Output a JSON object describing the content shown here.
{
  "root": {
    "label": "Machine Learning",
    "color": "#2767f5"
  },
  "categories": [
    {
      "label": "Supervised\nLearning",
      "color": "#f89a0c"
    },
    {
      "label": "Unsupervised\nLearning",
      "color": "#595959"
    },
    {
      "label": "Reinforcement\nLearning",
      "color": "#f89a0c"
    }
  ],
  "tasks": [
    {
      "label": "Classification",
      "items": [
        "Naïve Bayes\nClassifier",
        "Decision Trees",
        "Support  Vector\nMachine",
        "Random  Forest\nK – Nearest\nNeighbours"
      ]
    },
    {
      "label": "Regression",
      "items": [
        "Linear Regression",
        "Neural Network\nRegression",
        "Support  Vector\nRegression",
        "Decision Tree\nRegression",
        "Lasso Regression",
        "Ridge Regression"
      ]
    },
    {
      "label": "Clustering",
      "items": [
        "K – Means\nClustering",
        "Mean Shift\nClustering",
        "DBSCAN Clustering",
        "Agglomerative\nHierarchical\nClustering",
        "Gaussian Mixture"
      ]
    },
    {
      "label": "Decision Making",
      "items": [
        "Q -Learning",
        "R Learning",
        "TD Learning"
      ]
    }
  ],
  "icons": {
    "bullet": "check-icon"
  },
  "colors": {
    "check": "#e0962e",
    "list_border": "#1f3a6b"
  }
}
※ ※ ※
◆ Instructions to follow
Repeat the data in its entirety, character for character.

◆ Result below
Output a JSON object describing the content shown here.
{
  "root": {
    "label": "Machine Learning",
    "color": "#2767f5"
  },
  "categories": [
    {
      "label": "Supervised\nLearning",
      "color": "#f89a0c"
    },
    {
      "label": "Unsupervised\nLearning",
      "color": "#595959"
    },
    {
      "label": "Reinforcement\nLearning",
      "color": "#f89a0c"
    }
  ],
  "tasks": [
    {
      "label": "Classification",
      "items": [
        "Naïve Bayes\nClassifier",
        "Decision Trees",
        "Support  Vector\nMachine",
        "Random  Forest\nK – Nearest\nNeighbours"
      ]
    },
    {
      "label": "Regression",
      "items": [
        "Linear Regression",
        "Neural Network\nRegression",
        "Support  Vector\nRegression",
        "Decision Tree\nRegression",
        "Lasso Regression",
        "Ridge Regression"
      ]
    },
    {
      "label": "Clustering",
      "items": [
        "K – Means\nClustering",
        "Mean Shift\nClustering",
        "DBSCAN Clustering",
        "Agglomerative\nHierarchical\nClustering",
        "Gaussian Mixture"
      ]
    },
    {
      "label": "Decision Making",
      "items": [
        "Q -Learning",
        "R Learning",
        "TD Learning"
      ]
    }
  ],
  "icons": {
    "bullet": "check-icon"
  },
  "colors": {
    "check": "#e0962e",
    "list_border": "#1f3a6b"
  }
}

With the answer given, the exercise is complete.